[Extracted records]
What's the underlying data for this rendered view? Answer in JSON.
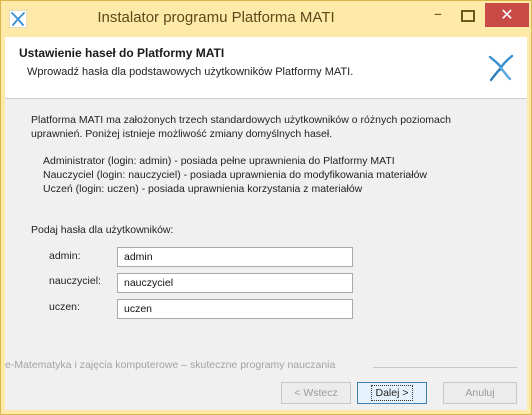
{
  "window": {
    "title": "Instalator programu Platforma MATI",
    "minimize_label": "–",
    "close_label": "✕"
  },
  "header": {
    "title": "Ustawienie haseł do Platformy MATI",
    "subtitle": "Wprowadź hasła dla podstawowych użytkowników Platformy MATI."
  },
  "intro": {
    "text": "Platforma MATI ma założonych trzech standardowych użytkowników o różnych poziomach uprawnień. Poniżej istnieje możliwość zmiany domyślnych haseł."
  },
  "roles": [
    "Administrator (login: admin) - posiada pełne uprawnienia do Platformy MATI",
    "Nauczyciel (login: nauczyciel) - posiada uprawnienia do modyfikowania materiałów",
    "Uczeń (login: uczen) - posiada uprawnienia korzystania z materiałów"
  ],
  "prompt": "Podaj hasła dla użytkowników:",
  "fields": [
    {
      "label": "admin:",
      "value": "admin"
    },
    {
      "label": "nauczyciel:",
      "value": "nauczyciel"
    },
    {
      "label": "uczen:",
      "value": "uczen"
    }
  ],
  "footer": {
    "branding": "e-Matematyka i zajęcia komputerowe – skuteczne programy nauczania"
  },
  "buttons": {
    "back_label": "< Wstecz",
    "next_label": "Dalej >",
    "cancel_label": "Anuluj"
  },
  "colors": {
    "titlebar": "#ffe9a8",
    "close": "#c94b45",
    "logo": "#3a8fd0"
  },
  "icons": {
    "app": "mati-star-icon",
    "header_logo": "mati-logo-icon"
  }
}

Written exercise
The records above must be echoed exactly, minus their pictures.

Answer for the task
What's the underlying data for this rendered view? Answer in JSON.
{
  "window": {
    "title": "Instalator programu Platforma MATI",
    "minimize_label": "–",
    "close_label": "✕"
  },
  "header": {
    "title": "Ustawienie haseł do Platformy MATI",
    "subtitle": "Wprowadź hasła dla podstawowych użytkowników Platformy MATI."
  },
  "intro": {
    "text": "Platforma MATI ma założonych trzech standardowych użytkowników o różnych poziomach uprawnień. Poniżej istnieje możliwość zmiany domyślnych haseł."
  },
  "roles": [
    "Administrator (login: admin) - posiada pełne uprawnienia do Platformy MATI",
    "Nauczyciel (login: nauczyciel) - posiada uprawnienia do modyfikowania materiałów",
    "Uczeń (login: uczen) - posiada uprawnienia korzystania z materiałów"
  ],
  "prompt": "Podaj hasła dla użytkowników:",
  "fields": [
    {
      "label": "admin:",
      "value": "admin"
    },
    {
      "label": "nauczyciel:",
      "value": "nauczyciel"
    },
    {
      "label": "uczen:",
      "value": "uczen"
    }
  ],
  "footer": {
    "branding": "e-Matematyka i zajęcia komputerowe – skuteczne programy nauczania"
  },
  "buttons": {
    "back_label": "< Wstecz",
    "next_label": "Dalej >",
    "cancel_label": "Anuluj"
  },
  "colors": {
    "titlebar": "#ffe9a8",
    "close": "#c94b45",
    "logo": "#3a8fd0"
  },
  "icons": {
    "app": "mati-star-icon",
    "header_logo": "mati-logo-icon"
  }
}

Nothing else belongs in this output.